Reproduce every line in the listing that contains the word "placeholder".

---------- Input material

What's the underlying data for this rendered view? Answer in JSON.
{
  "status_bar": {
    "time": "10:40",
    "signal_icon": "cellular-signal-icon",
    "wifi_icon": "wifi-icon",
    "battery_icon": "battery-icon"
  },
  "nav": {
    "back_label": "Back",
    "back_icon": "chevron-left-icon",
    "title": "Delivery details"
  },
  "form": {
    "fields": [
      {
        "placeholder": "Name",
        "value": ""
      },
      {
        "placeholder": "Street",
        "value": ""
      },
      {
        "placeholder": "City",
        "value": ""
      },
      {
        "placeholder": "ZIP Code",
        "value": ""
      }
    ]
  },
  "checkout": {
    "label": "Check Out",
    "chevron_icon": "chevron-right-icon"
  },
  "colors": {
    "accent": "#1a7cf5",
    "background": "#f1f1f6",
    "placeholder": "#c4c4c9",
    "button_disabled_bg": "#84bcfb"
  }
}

--------------------

- Written solution
        "placeholder": "Name",
        "placeholder": "Street",
        "placeholder": "City",
        "placeholder": "ZIP Code",
    "placeholder": "#c4c4c9",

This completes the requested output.